Short problem:
Your task is to copy every record exactly.

Listed records:
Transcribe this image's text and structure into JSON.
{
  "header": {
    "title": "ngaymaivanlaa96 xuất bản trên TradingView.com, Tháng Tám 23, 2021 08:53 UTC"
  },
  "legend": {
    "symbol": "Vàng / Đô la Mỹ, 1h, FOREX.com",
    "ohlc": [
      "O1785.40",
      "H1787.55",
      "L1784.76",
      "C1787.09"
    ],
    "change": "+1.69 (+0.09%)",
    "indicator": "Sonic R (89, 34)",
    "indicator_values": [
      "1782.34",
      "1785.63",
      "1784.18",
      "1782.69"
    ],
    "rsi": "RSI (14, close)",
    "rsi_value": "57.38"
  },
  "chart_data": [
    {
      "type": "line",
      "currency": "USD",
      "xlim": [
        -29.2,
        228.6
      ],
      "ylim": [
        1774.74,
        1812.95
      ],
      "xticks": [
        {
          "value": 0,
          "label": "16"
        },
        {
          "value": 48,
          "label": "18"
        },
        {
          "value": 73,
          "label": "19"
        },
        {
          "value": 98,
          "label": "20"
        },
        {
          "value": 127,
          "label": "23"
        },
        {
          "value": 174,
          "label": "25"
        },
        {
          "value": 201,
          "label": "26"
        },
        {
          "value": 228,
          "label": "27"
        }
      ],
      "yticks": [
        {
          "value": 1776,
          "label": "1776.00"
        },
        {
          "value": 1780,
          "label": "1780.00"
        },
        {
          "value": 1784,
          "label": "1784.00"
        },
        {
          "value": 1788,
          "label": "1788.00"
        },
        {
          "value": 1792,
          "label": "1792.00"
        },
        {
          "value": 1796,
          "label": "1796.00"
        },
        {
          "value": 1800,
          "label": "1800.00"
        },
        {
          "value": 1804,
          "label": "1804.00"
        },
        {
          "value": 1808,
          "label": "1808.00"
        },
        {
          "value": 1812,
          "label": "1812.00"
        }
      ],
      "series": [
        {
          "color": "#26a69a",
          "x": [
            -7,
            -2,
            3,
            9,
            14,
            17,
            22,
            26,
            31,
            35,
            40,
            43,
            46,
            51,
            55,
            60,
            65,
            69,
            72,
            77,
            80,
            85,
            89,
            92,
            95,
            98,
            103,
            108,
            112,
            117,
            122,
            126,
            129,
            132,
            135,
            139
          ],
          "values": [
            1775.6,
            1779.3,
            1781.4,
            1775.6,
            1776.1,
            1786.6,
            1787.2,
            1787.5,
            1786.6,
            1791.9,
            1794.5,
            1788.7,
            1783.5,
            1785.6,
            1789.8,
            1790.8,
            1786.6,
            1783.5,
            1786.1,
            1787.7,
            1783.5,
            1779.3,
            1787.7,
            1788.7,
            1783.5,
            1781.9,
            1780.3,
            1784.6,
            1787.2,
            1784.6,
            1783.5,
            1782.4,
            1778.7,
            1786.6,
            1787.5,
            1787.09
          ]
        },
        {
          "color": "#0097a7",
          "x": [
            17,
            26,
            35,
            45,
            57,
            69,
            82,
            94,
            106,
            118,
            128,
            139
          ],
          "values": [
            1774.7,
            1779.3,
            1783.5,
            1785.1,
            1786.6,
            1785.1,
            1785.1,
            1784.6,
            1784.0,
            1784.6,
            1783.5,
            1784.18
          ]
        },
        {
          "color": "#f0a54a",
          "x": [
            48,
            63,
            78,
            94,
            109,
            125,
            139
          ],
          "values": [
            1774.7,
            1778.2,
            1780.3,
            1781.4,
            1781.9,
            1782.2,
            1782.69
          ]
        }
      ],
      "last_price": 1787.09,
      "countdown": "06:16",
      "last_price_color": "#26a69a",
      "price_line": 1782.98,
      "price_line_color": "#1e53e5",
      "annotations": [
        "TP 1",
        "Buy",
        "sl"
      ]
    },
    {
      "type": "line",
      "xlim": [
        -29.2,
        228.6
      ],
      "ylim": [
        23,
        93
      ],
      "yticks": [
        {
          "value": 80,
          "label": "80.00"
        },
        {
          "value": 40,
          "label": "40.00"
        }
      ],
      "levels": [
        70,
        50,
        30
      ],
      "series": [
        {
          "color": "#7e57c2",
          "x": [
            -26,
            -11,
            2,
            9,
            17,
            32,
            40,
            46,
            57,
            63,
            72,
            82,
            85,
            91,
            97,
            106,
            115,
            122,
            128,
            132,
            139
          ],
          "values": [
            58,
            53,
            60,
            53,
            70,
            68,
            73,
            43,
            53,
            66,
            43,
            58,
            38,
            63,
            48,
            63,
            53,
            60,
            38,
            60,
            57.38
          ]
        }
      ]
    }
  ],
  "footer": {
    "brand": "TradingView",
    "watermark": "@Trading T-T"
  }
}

Answer to this task:
Transcribe this image's text and structure into JSON.
{
  "header": {
    "title": "ngaymaivanlaa96 xuất bản trên TradingView.com, Tháng Tám 23, 2021 08:53 UTC"
  },
  "legend": {
    "symbol": "Vàng / Đô la Mỹ, 1h, FOREX.com",
    "ohlc": [
      "O1785.40",
      "H1787.55",
      "L1784.76",
      "C1787.09"
    ],
    "change": "+1.69 (+0.09%)",
    "indicator": "Sonic R (89, 34)",
    "indicator_values": [
      "1782.34",
      "1785.63",
      "1784.18",
      "1782.69"
    ],
    "rsi": "RSI (14, close)",
    "rsi_value": "57.38"
  },
  "chart_data": [
    {
      "type": "line",
      "currency": "USD",
      "xlim": [
        -29.2,
        228.6
      ],
      "ylim": [
        1774.74,
        1812.95
      ],
      "xticks": [
        {
          "value": 0,
          "label": "16"
        },
        {
          "value": 48,
          "label": "18"
        },
        {
          "value": 73,
          "label": "19"
        },
        {
          "value": 98,
          "label": "20"
        },
        {
          "value": 127,
          "label": "23"
        },
        {
          "value": 174,
          "label": "25"
        },
        {
          "value": 201,
          "label": "26"
        },
        {
          "value": 228,
          "label": "27"
        }
      ],
      "yticks": [
        {
          "value": 1776,
          "label": "1776.00"
        },
        {
          "value": 1780,
          "label": "1780.00"
        },
        {
          "value": 1784,
          "label": "1784.00"
        },
        {
          "value": 1788,
          "label": "1788.00"
        },
        {
          "value": 1792,
          "label": "1792.00"
        },
        {
          "value": 1796,
          "label": "1796.00"
        },
        {
          "value": 1800,
          "label": "1800.00"
        },
        {
          "value": 1804,
          "label": "1804.00"
        },
        {
          "value": 1808,
          "label": "1808.00"
        },
        {
          "value": 1812,
          "label": "1812.00"
        }
      ],
      "series": [
        {
          "color": "#26a69a",
          "x": [
            -7,
            -2,
            3,
            9,
            14,
            17,
            22,
            26,
            31,
            35,
            40,
            43,
            46,
            51,
            55,
            60,
            65,
            69,
            72,
            77,
            80,
            85,
            89,
            92,
            95,
            98,
            103,
            108,
            112,
            117,
            122,
            126,
            129,
            132,
            135,
            139
          ],
          "values": [
            1775.6,
            1779.3,
            1781.4,
            1775.6,
            1776.1,
            1786.6,
            1787.2,
            1787.5,
            1786.6,
            1791.9,
            1794.5,
            1788.7,
            1783.5,
            1785.6,
            1789.8,
            1790.8,
            1786.6,
            1783.5,
            1786.1,
            1787.7,
            1783.5,
            1779.3,
            1787.7,
            1788.7,
            1783.5,
            1781.9,
            1780.3,
            1784.6,
            1787.2,
            1784.6,
            1783.5,
            1782.4,
            1778.7,
            1786.6,
            1787.5,
            1787.09
          ]
        },
        {
          "color": "#0097a7",
          "x": [
            17,
            26,
            35,
            45,
            57,
            69,
            82,
            94,
            106,
            118,
            128,
            139
          ],
          "values": [
            1774.7,
            1779.3,
            1783.5,
            1785.1,
            1786.6,
            1785.1,
            1785.1,
            1784.6,
            1784.0,
            1784.6,
            1783.5,
            1784.18
          ]
        },
        {
          "color": "#f0a54a",
          "x": [
            48,
            63,
            78,
            94,
            109,
            125,
            139
          ],
          "values": [
            1774.7,
            1778.2,
            1780.3,
            1781.4,
            1781.9,
            1782.2,
            1782.69
          ]
        }
      ],
      "last_price": 1787.09,
      "countdown": "06:16",
      "last_price_color": "#26a69a",
      "price_line": 1782.98,
      "price_line_color": "#1e53e5",
      "annotations": [
        "TP 1",
        "Buy",
        "sl"
      ]
    },
    {
      "type": "line",
      "xlim": [
        -29.2,
        228.6
      ],
      "ylim": [
        23,
        93
      ],
      "yticks": [
        {
          "value": 80,
          "label": "80.00"
        },
        {
          "value": 40,
          "label": "40.00"
        }
      ],
      "levels": [
        70,
        50,
        30
      ],
      "series": [
        {
          "color": "#7e57c2",
          "x": [
            -26,
            -11,
            2,
            9,
            17,
            32,
            40,
            46,
            57,
            63,
            72,
            82,
            85,
            91,
            97,
            106,
            115,
            122,
            128,
            132,
            139
          ],
          "values": [
            58,
            53,
            60,
            53,
            70,
            68,
            73,
            43,
            53,
            66,
            43,
            58,
            38,
            63,
            48,
            63,
            53,
            60,
            38,
            60,
            57.38
          ]
        }
      ]
    }
  ],
  "footer": {
    "brand": "TradingView",
    "watermark": "@Trading T-T"
  }
}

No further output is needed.